Only the lines from the one containing "Read out every word on this page." through the last line of the entries are wanted. Transcribe them exactly.

--- START ---

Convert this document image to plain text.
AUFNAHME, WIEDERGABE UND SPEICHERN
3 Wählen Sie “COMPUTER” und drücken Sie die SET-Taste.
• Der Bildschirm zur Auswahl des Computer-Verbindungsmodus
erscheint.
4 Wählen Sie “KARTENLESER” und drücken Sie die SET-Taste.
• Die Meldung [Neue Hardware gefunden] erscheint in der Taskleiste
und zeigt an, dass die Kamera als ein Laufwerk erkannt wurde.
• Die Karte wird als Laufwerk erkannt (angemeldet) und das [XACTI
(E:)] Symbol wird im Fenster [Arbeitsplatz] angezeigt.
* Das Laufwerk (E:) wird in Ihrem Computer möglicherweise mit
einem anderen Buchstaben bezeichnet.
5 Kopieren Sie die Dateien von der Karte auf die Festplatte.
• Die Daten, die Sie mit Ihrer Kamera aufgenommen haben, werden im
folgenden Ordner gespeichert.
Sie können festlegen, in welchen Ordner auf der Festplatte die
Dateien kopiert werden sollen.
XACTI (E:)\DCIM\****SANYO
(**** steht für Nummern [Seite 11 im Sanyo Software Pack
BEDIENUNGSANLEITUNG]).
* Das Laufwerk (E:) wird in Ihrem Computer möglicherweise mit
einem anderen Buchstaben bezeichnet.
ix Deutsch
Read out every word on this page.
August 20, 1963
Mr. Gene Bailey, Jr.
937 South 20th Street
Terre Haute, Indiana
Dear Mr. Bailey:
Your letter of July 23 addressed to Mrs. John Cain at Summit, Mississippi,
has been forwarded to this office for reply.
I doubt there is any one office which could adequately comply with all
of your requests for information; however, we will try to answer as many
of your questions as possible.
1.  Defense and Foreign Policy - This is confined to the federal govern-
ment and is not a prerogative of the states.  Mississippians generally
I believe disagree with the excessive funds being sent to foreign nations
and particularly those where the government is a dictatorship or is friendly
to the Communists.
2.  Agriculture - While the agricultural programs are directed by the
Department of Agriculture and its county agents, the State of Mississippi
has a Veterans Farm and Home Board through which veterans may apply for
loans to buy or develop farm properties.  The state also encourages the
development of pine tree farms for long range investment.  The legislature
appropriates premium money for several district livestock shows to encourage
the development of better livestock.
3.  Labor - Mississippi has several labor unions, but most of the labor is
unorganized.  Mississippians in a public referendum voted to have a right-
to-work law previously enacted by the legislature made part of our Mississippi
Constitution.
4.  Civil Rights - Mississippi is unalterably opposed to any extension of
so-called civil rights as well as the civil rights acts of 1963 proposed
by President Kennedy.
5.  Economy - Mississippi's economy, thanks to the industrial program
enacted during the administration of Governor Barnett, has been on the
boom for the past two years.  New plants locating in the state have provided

--- END ---

*Solution*:
Read out every word on this page.
August 20, 1963
Mr. Gene Bailey, Jr.
937 South 20th Street
Terre Haute, Indiana
Dear Mr. Bailey:
Your letter of July 23 addressed to Mrs. John Cain at Summit, Mississippi,
has been forwarded to this office for reply.
I doubt there is any one office which could adequately comply with all
of your requests for information; however, we will try to answer as many
of your questions as possible.
1.  Defense and Foreign Policy - This is confined to the federal govern-
ment and is not a prerogative of the states.  Mississippians generally
I believe disagree with the excessive funds being sent to foreign nations
and particularly those where the government is a dictatorship or is friendly
to the Communists.
2.  Agriculture - While the agricultural programs are directed by the
Department of Agriculture and its county agents, the State of Mississippi
has a Veterans Farm and Home Board through which veterans may apply for
loans to buy or develop farm properties.  The state also encourages the
development of pine tree farms for long range investment.  The legislature
appropriates premium money for several district livestock shows to encourage
the development of better livestock.
3.  Labor - Mississippi has several labor unions, but most of the labor is
unorganized.  Mississippians in a public referendum voted to have a right-
to-work law previously enacted by the legislature made part of our Mississippi
Constitution.
4.  Civil Rights - Mississippi is unalterably opposed to any extension of
so-called civil rights as well as the civil rights acts of 1963 proposed
by President Kennedy.
5.  Economy - Mississippi's economy, thanks to the industrial program
enacted during the administration of Governor Barnett, has been on the
boom for the past two years.  New plants locating in the state have provided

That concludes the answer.